## Task:
Count every line in the entries that contains "Daily". Report that count alone.

## Listed entries:
---*---

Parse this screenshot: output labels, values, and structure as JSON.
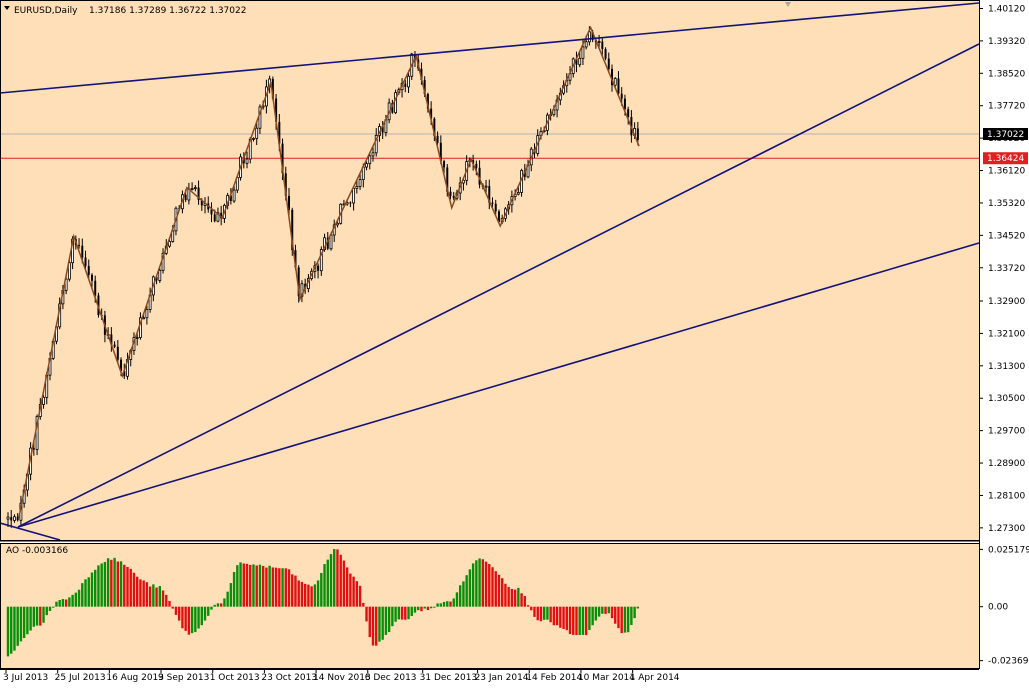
{
  "header": {
    "symbol": "EURUSD,Daily",
    "ohlc": "1.37186 1.37289 1.36722 1.37022",
    "indicator": "AO -0.003166"
  },
  "colors": {
    "background": "#ffdfb8",
    "bull_bar": "#078f07",
    "bear_bar": "#e01010",
    "candles": "#000000",
    "zigzag": "#8a4a20",
    "trendline": "#12127a",
    "horizontal_level": "#e02020",
    "bid_line": "#b0b0b0"
  },
  "chart_data": [
    {
      "type": "candlestick",
      "title": "EURUSD,Daily",
      "x": [
        "3 Jul 2013",
        "25 Jul 2013",
        "16 Aug 2013",
        "9 Sep 2013",
        "1 Oct 2013",
        "23 Oct 2013",
        "14 Nov 2013",
        "6 Dec 2013",
        "31 Dec 2013",
        "23 Jan 2014",
        "14 Feb 2014",
        "10 Mar 2014",
        "1 Apr 2014"
      ],
      "y_ticks": [
        "1.40120",
        "1.39320",
        "1.38520",
        "1.37720",
        "1.36920",
        "1.36120",
        "1.35320",
        "1.34520",
        "1.33720",
        "1.32900",
        "1.32100",
        "1.31300",
        "1.30500",
        "1.29700",
        "1.28900",
        "1.28100",
        "1.27300"
      ],
      "ylim": [
        1.2705,
        1.4028
      ],
      "current_price": "1.37022",
      "level_price": "1.36424",
      "zigzag": [
        {
          "date": "9 Jul 2013",
          "value": 1.2755
        },
        {
          "date": "1 Aug 2013",
          "value": 1.345
        },
        {
          "date": "22 Aug 2013",
          "value": 1.3105
        },
        {
          "date": "19 Sep 2013",
          "value": 1.357
        },
        {
          "date": "4 Oct 2013",
          "value": 1.3495
        },
        {
          "date": "25 Oct 2013",
          "value": 1.383
        },
        {
          "date": "7 Nov 2013",
          "value": 1.3295
        },
        {
          "date": "27 Dec 2013",
          "value": 1.3895
        },
        {
          "date": "13 Jan 2014",
          "value": 1.352
        },
        {
          "date": "21 Jan 2014",
          "value": 1.364
        },
        {
          "date": "3 Feb 2014",
          "value": 1.3475
        },
        {
          "date": "13 Mar 2014",
          "value": 1.3965
        },
        {
          "date": "3 Apr 2014",
          "value": 1.3672
        }
      ]
    },
    {
      "type": "bar",
      "title": "AO -0.003166",
      "y_ticks": [
        "0.025179",
        "0.00",
        "-0.023698"
      ],
      "ylim": [
        -0.0265,
        0.0271
      ]
    }
  ]
}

---*---

## Written response:
2